* Part of a data file *

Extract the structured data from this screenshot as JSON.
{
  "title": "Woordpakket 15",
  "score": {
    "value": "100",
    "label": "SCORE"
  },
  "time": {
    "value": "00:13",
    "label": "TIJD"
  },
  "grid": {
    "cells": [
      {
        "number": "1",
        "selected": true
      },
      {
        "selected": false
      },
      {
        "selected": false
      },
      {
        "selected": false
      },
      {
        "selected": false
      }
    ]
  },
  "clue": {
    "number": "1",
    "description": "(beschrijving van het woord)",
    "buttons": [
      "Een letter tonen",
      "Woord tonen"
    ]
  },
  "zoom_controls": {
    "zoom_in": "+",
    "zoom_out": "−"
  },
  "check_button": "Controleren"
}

* Job *
Please reproduce every line of the material word for word.

* The solution *
Extract the structured data from this screenshot as JSON.
{
  "title": "Woordpakket 15",
  "score": {
    "value": "100",
    "label": "SCORE"
  },
  "time": {
    "value": "00:13",
    "label": "TIJD"
  },
  "grid": {
    "cells": [
      {
        "number": "1",
        "selected": true
      },
      {
        "selected": false
      },
      {
        "selected": false
      },
      {
        "selected": false
      },
      {
        "selected": false
      }
    ]
  },
  "clue": {
    "number": "1",
    "description": "(beschrijving van het woord)",
    "buttons": [
      "Een letter tonen",
      "Woord tonen"
    ]
  },
  "zoom_controls": {
    "zoom_in": "+",
    "zoom_out": "−"
  },
  "check_button": "Controleren"
}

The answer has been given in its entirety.